Start of Records for this exercise

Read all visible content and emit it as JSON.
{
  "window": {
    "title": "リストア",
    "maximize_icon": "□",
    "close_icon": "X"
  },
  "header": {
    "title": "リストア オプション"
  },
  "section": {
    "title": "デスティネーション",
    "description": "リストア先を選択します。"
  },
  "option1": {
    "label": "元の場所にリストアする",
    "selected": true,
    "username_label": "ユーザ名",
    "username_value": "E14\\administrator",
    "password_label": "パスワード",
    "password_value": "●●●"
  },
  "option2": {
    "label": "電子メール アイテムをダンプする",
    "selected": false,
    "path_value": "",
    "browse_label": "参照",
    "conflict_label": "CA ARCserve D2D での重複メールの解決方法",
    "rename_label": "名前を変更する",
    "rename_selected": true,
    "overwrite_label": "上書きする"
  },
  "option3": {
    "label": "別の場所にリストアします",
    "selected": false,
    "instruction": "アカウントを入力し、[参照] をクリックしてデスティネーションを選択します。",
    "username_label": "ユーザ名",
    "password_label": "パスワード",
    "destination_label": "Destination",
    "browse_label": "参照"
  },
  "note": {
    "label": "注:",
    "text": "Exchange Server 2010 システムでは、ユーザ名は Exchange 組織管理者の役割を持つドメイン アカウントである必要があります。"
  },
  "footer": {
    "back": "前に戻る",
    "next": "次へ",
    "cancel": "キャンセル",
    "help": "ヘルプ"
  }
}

End of Records for this exercise
Start of Records for this exercise

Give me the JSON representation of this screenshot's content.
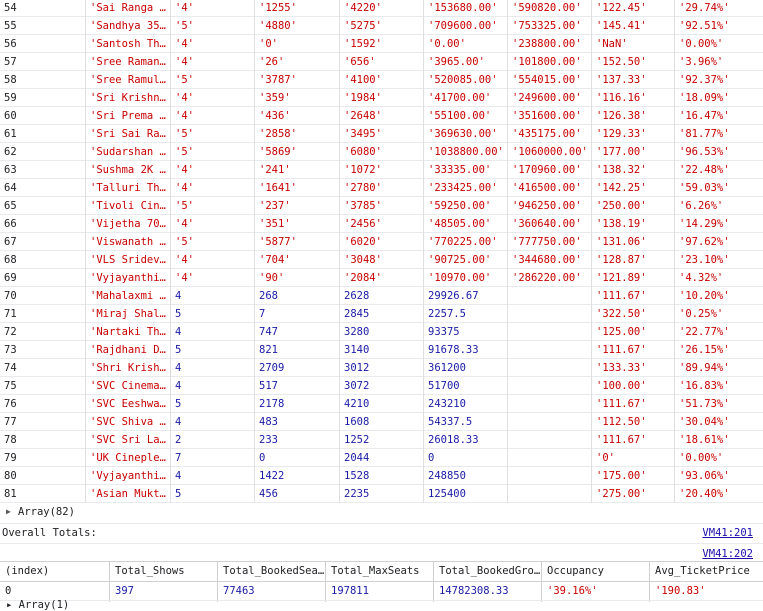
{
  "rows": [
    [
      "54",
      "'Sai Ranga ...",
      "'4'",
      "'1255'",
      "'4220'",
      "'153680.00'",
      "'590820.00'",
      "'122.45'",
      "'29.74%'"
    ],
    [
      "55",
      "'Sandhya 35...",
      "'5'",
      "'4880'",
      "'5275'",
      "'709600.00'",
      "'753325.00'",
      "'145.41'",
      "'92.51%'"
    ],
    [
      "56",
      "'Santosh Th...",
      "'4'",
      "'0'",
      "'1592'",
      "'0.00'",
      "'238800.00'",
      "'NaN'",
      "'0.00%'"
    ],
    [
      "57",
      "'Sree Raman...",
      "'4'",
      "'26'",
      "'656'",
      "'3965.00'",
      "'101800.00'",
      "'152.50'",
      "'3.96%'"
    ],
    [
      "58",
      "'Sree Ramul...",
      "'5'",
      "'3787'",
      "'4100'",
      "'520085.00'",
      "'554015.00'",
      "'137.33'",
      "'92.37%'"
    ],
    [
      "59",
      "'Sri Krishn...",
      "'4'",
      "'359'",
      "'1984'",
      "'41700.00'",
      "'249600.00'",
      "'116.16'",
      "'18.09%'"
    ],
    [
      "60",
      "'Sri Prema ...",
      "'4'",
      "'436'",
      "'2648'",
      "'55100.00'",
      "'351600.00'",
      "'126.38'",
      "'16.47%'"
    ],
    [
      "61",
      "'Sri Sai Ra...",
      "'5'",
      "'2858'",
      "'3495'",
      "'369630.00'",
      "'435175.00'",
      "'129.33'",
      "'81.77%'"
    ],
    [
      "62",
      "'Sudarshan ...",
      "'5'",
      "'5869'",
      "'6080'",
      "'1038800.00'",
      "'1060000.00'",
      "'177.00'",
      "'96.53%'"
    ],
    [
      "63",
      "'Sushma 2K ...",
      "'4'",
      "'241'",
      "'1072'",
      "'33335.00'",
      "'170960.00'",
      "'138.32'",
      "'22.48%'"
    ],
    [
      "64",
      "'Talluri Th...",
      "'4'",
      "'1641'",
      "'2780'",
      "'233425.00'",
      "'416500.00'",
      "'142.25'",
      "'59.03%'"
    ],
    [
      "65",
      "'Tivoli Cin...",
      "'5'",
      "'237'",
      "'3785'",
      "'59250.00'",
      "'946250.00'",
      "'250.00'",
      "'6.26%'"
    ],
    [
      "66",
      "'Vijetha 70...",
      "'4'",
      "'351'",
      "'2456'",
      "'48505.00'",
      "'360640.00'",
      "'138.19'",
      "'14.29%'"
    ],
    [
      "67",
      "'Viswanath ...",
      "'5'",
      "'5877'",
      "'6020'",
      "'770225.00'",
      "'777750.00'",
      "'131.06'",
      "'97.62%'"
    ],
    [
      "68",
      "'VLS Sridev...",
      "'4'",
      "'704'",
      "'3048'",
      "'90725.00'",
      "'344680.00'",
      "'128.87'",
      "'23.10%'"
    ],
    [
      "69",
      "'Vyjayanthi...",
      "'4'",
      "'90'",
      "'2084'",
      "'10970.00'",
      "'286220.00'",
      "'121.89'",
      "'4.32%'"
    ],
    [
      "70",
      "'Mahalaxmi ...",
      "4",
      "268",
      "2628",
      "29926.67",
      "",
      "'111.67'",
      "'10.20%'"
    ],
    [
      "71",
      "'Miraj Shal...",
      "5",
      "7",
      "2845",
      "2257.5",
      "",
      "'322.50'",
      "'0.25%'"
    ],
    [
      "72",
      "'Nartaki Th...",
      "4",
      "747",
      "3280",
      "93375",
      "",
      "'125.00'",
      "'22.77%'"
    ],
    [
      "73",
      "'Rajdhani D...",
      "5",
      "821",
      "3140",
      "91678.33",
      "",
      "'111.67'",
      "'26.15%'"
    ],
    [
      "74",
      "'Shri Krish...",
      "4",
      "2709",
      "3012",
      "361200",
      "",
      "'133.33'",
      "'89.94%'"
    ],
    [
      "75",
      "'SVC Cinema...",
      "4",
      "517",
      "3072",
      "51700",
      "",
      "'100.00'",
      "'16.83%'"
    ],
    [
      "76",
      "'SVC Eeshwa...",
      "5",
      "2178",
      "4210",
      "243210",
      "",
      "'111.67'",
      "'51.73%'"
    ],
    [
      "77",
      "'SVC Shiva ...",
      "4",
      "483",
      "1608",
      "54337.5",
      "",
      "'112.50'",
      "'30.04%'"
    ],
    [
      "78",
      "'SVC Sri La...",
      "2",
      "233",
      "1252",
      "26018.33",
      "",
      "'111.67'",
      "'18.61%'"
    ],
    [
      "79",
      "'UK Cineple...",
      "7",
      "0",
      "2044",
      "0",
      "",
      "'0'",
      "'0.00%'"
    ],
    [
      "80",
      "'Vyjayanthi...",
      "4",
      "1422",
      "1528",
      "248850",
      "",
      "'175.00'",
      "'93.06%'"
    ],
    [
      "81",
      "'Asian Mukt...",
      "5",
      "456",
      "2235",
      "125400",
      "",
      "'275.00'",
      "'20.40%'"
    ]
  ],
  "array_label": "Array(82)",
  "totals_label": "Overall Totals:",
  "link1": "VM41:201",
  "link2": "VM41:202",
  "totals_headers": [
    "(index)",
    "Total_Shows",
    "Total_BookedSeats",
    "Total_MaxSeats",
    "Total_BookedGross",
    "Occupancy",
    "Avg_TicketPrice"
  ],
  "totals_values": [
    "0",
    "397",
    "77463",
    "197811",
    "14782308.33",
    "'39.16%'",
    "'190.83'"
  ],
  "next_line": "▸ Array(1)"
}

End of Records for this exercise

# [Aim of the exercise]
List all lines in the material containing the string "true".

# [Answer to this task]
    "selected": true,
    "rename_selected": true,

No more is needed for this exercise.